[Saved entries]
-*-

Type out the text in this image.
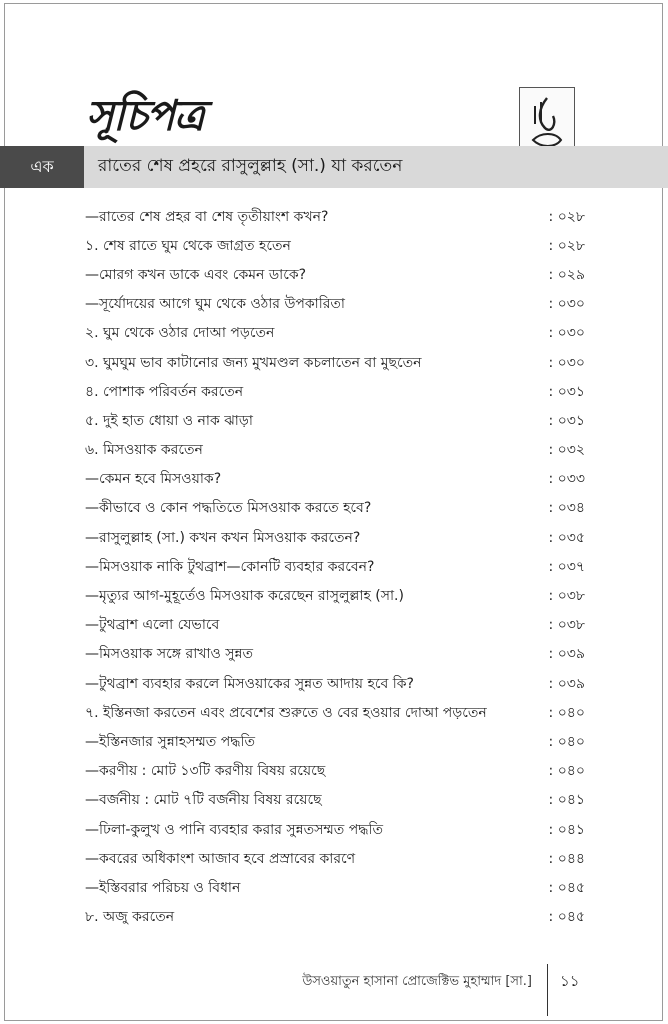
সূচিপত্র
এক	রাতের শেষ প্রহরে রাসুলুল্লাহ (সা.) যা করতেন
—রাতের শেষ প্রহর বা শেষ তৃতীয়াংশ কখন?	: ০২৮
১. শেষ রাতে ঘুম থেকে জাগ্রত হতেন	: ০২৮
—মোরগ কখন ডাকে এবং কেমন ডাকে?	: ০২৯
—সূর্যোদয়ের আগে ঘুম থেকে ওঠার উপকারিতা	: ০৩০
২. ঘুম থেকে ওঠার দোআ পড়তেন	: ০৩০
৩. ঘুমঘুম ভাব কাটানোর জন্য মুখমণ্ডল কচলাতেন বা মুছতেন	: ০৩০
৪. পোশাক পরিবর্তন করতেন	: ০৩১
৫. দুই হাত ধোয়া ও নাক ঝাড়া	: ০৩১
৬. মিসওয়াক করতেন	: ০৩২
—কেমন হবে মিসওয়াক?	: ০৩৩
—কীভাবে ও কোন পদ্ধতিতে মিসওয়াক করতে হবে?	: ০৩৪
—রাসুলুল্লাহ (সা.) কখন কখন মিসওয়াক করতেন?	: ০৩৫
—মিসওয়াক নাকি টুথব্রাশ—কোনটি ব্যবহার করবেন?	: ০৩৭
—মৃত্যুর আগ-মুহূর্তেও মিসওয়াক করেছেন রাসুলুল্লাহ (সা.)	: ০৩৮
—টুথব্রাশ এলো যেভাবে	: ০৩৮
—মিসওয়াক সঙ্গে রাখাও সুন্নত	: ০৩৯
—টুথব্রাশ ব্যবহার করলে মিসওয়াকের সুন্নত আদায় হবে কি?	: ০৩৯
৭. ইস্তিনজা করতেন এবং প্রবেশের শুরুতে ও বের হওয়ার দোআ পড়তেন	: ০৪০
—ইস্তিনজার সুন্নাহসম্মত পদ্ধতি	: ০৪০
—করণীয় : মোট ১৩টি করণীয় বিষয় রয়েছে	: ০৪০
—বর্জনীয় : মোট ৭টি বর্জনীয় বিষয় রয়েছে	: ০৪১
—ঢিলা-কুলুখ ও পানি ব্যবহার করার সুন্নতসম্মত পদ্ধতি	: ০৪১
—কবরের অধিকাংশ আজাব হবে প্রস্রাবের কারণে	: ০৪৪
—ইস্তিবরার পরিচয় ও বিধান	: ০৪৫
৮. অজু করতেন	: ০৪৫
উসওয়াতুন হাসানা প্রোজেক্টিভ মুহাম্মাদ [সা.] ১১
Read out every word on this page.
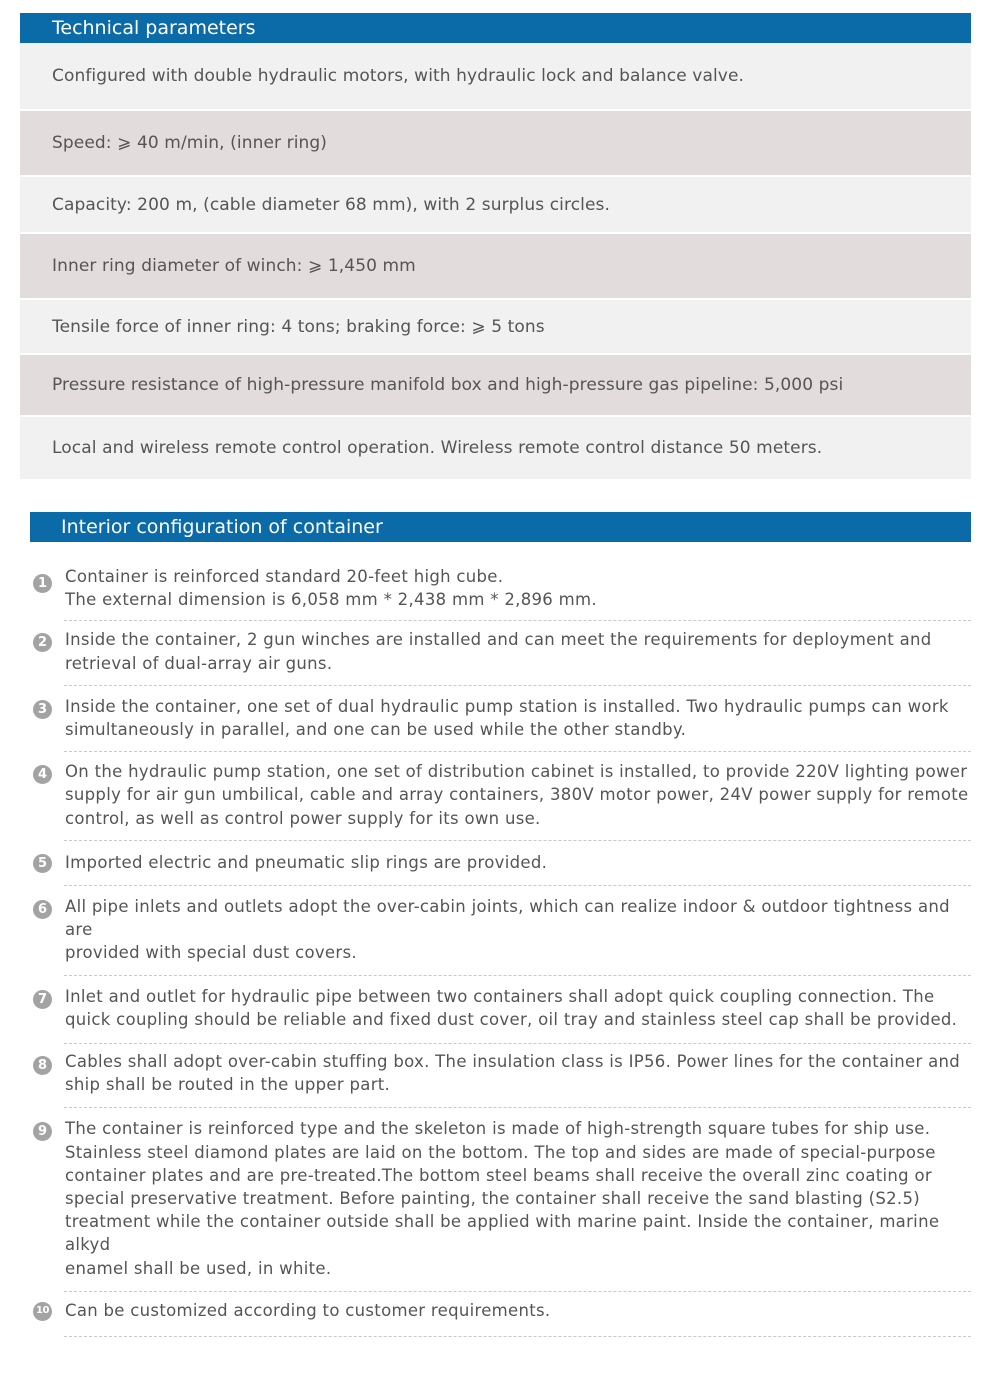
Technical parameters
Configured with double hydraulic motors, with hydraulic lock and balance valve.
Speed: ⩾ 40 m/min, (inner ring)
Capacity: 200 m, (cable diameter 68 mm), with 2 surplus circles.
Inner ring diameter of winch: ⩾ 1,450 mm
Tensile force of inner ring: 4 tons; braking force: ⩾ 5 tons
Pressure resistance of high-pressure manifold box and high-pressure gas pipeline: 5,000 psi
Local and wireless remote control operation. Wireless remote control distance 50 meters.
Interior configuration of container
1	Container is reinforced standard 20-feet high cube.
The external dimension is 6,058 mm * 2,438 mm * 2,896 mm.
2	Inside the container, 2 gun winches are installed and can meet the requirements for deployment and
retrieval of dual-array air guns.
3	Inside the container, one set of dual hydraulic pump station is installed. Two hydraulic pumps can work
simultaneously in parallel, and one can be used while the other standby.
4	On the hydraulic pump station, one set of distribution cabinet is installed, to provide 220V lighting power
supply for air gun umbilical, cable and array containers, 380V motor power, 24V power supply for remote
control, as well as control power supply for its own use.
5	Imported electric and pneumatic slip rings are provided.
6	All pipe inlets and outlets adopt the over-cabin joints, which can realize indoor & outdoor tightness and are
provided with special dust covers.
7	Inlet and outlet for hydraulic pipe between two containers shall adopt quick coupling connection. The
quick coupling should be reliable and fixed dust cover, oil tray and stainless steel cap shall be provided.
8	Cables shall adopt over-cabin stuffing box. The insulation class is IP56. Power lines for the container and
ship shall be routed in the upper part.
9	The container is reinforced type and the skeleton is made of high-strength square tubes for ship use.
Stainless steel diamond plates are laid on the bottom. The top and sides are made of special-purpose
container plates and are pre-treated.The bottom steel beams shall receive the overall zinc coating or
special preservative treatment. Before painting, the container shall receive the sand blasting (S2.5)
treatment while the container outside shall be applied with marine paint. Inside the container, marine alkyd
enamel shall be used, in white.
10 Can be customized according to customer requirements.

-*-

Instruction: Make an exact copy of every entry above, minus the images.

Task output:
Type out the text in this image.
সূচিপত্র
এক	রাতের শেষ প্রহরে রাসুলুল্লাহ (সা.) যা করতেন
—রাতের শেষ প্রহর বা শেষ তৃতীয়াংশ কখন?	: ০২৮
১. শেষ রাতে ঘুম থেকে জাগ্রত হতেন	: ০২৮
—মোরগ কখন ডাকে এবং কেমন ডাকে?	: ০২৯
—সূর্যোদয়ের আগে ঘুম থেকে ওঠার উপকারিতা	: ০৩০
২. ঘুম থেকে ওঠার দোআ পড়তেন	: ০৩০
৩. ঘুমঘুম ভাব কাটানোর জন্য মুখমণ্ডল কচলাতেন বা মুছতেন	: ০৩০
৪. পোশাক পরিবর্তন করতেন	: ০৩১
৫. দুই হাত ধোয়া ও নাক ঝাড়া	: ০৩১
৬. মিসওয়াক করতেন	: ০৩২
—কেমন হবে মিসওয়াক?	: ০৩৩
—কীভাবে ও কোন পদ্ধতিতে মিসওয়াক করতে হবে?	: ০৩৪
—রাসুলুল্লাহ (সা.) কখন কখন মিসওয়াক করতেন?	: ০৩৫
—মিসওয়াক নাকি টুথব্রাশ—কোনটি ব্যবহার করবেন?	: ০৩৭
—মৃত্যুর আগ-মুহূর্তেও মিসওয়াক করেছেন রাসুলুল্লাহ (সা.)	: ০৩৮
—টুথব্রাশ এলো যেভাবে	: ০৩৮
—মিসওয়াক সঙ্গে রাখাও সুন্নত	: ০৩৯
—টুথব্রাশ ব্যবহার করলে মিসওয়াকের সুন্নত আদায় হবে কি?	: ০৩৯
৭. ইস্তিনজা করতেন এবং প্রবেশের শুরুতে ও বের হওয়ার দোআ পড়তেন	: ০৪০
—ইস্তিনজার সুন্নাহসম্মত পদ্ধতি	: ০৪০
—করণীয় : মোট ১৩টি করণীয় বিষয় রয়েছে	: ০৪০
—বর্জনীয় : মোট ৭টি বর্জনীয় বিষয় রয়েছে	: ০৪১
—ঢিলা-কুলুখ ও পানি ব্যবহার করার সুন্নতসম্মত পদ্ধতি	: ০৪১
—কবরের অধিকাংশ আজাব হবে প্রস্রাবের কারণে	: ০৪৪
—ইস্তিবরার পরিচয় ও বিধান	: ০৪৫
৮. অজু করতেন	: ০৪৫
উসওয়াতুন হাসানা প্রোজেক্টিভ মুহাম্মাদ [সা.] ১১
Read out every word on this page.
Technical parameters
Configured with double hydraulic motors, with hydraulic lock and balance valve.
Speed: ⩾ 40 m/min, (inner ring)
Capacity: 200 m, (cable diameter 68 mm), with 2 surplus circles.
Inner ring diameter of winch: ⩾ 1,450 mm
Tensile force of inner ring: 4 tons; braking force: ⩾ 5 tons
Pressure resistance of high-pressure manifold box and high-pressure gas pipeline: 5,000 psi
Local and wireless remote control operation. Wireless remote control distance 50 meters.
Interior configuration of container
1	Container is reinforced standard 20-feet high cube.
The external dimension is 6,058 mm * 2,438 mm * 2,896 mm.
2	Inside the container, 2 gun winches are installed and can meet the requirements for deployment and
retrieval of dual-array air guns.
3	Inside the container, one set of dual hydraulic pump station is installed. Two hydraulic pumps can work
simultaneously in parallel, and one can be used while the other standby.
4	On the hydraulic pump station, one set of distribution cabinet is installed, to provide 220V lighting power
supply for air gun umbilical, cable and array containers, 380V motor power, 24V power supply for remote
control, as well as control power supply for its own use.
5	Imported electric and pneumatic slip rings are provided.
6	All pipe inlets and outlets adopt the over-cabin joints, which can realize indoor & outdoor tightness and are
provided with special dust covers.
7	Inlet and outlet for hydraulic pipe between two containers shall adopt quick coupling connection. The
quick coupling should be reliable and fixed dust cover, oil tray and stainless steel cap shall be provided.
8	Cables shall adopt over-cabin stuffing box. The insulation class is IP56. Power lines for the container and
ship shall be routed in the upper part.
9	The container is reinforced type and the skeleton is made of high-strength square tubes for ship use.
Stainless steel diamond plates are laid on the bottom. The top and sides are made of special-purpose
container plates and are pre-treated.The bottom steel beams shall receive the overall zinc coating or
special preservative treatment. Before painting, the container shall receive the sand blasting (S2.5)
treatment while the container outside shall be applied with marine paint. Inside the container, marine alkyd
enamel shall be used, in white.
10 Can be customized according to customer requirements.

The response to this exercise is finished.